In full and without alteration, give the listing again.

══════

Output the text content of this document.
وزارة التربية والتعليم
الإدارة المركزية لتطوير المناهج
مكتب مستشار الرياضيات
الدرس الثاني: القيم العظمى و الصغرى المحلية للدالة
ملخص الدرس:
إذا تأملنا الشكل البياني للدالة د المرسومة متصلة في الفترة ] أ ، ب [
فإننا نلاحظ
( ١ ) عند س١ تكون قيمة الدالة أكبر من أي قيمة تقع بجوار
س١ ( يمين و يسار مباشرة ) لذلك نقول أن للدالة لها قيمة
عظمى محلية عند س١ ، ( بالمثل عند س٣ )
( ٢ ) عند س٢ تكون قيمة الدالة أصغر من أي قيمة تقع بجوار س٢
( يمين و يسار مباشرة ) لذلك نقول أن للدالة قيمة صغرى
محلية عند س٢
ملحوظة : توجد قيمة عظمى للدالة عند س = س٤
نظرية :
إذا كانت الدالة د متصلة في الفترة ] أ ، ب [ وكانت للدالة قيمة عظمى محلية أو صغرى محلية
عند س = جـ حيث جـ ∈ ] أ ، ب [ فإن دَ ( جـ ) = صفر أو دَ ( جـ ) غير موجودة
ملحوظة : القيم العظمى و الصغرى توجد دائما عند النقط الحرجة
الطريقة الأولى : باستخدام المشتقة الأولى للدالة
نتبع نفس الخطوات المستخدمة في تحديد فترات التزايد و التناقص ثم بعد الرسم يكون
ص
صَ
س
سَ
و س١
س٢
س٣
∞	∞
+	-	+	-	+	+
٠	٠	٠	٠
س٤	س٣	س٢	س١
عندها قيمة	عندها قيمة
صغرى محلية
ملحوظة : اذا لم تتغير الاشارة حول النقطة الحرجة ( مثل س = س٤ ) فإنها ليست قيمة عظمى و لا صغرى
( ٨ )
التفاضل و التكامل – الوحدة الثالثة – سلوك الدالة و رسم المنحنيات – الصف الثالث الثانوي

══════

SOLUTION
Output the text content of this document.
وزارة التربية والتعليم
الإدارة المركزية لتطوير المناهج
مكتب مستشار الرياضيات
الدرس الثاني: القيم العظمى و الصغرى المحلية للدالة
ملخص الدرس:
إذا تأملنا الشكل البياني للدالة د المرسومة متصلة في الفترة ] أ ، ب [
فإننا نلاحظ
( ١ ) عند س١ تكون قيمة الدالة أكبر من أي قيمة تقع بجوار
س١ ( يمين و يسار مباشرة ) لذلك نقول أن للدالة لها قيمة
عظمى محلية عند س١ ، ( بالمثل عند س٣ )
( ٢ ) عند س٢ تكون قيمة الدالة أصغر من أي قيمة تقع بجوار س٢
( يمين و يسار مباشرة ) لذلك نقول أن للدالة قيمة صغرى
محلية عند س٢
ملحوظة : توجد قيمة عظمى للدالة عند س = س٤
نظرية :
إذا كانت الدالة د متصلة في الفترة ] أ ، ب [ وكانت للدالة قيمة عظمى محلية أو صغرى محلية
عند س = جـ حيث جـ ∈ ] أ ، ب [ فإن دَ ( جـ ) = صفر أو دَ ( جـ ) غير موجودة
ملحوظة : القيم العظمى و الصغرى توجد دائما عند النقط الحرجة
الطريقة الأولى : باستخدام المشتقة الأولى للدالة
نتبع نفس الخطوات المستخدمة في تحديد فترات التزايد و التناقص ثم بعد الرسم يكون
ص
صَ
س
سَ
و س١
س٢
س٣
∞	∞
+	-	+	-	+	+
٠	٠	٠	٠
س٤	س٣	س٢	س١
عندها قيمة	عندها قيمة
صغرى محلية
ملحوظة : اذا لم تتغير الاشارة حول النقطة الحرجة ( مثل س = س٤ ) فإنها ليست قيمة عظمى و لا صغرى
( ٨ )
التفاضل و التكامل – الوحدة الثالثة – سلوك الدالة و رسم المنحنيات – الصف الثالث الثانوي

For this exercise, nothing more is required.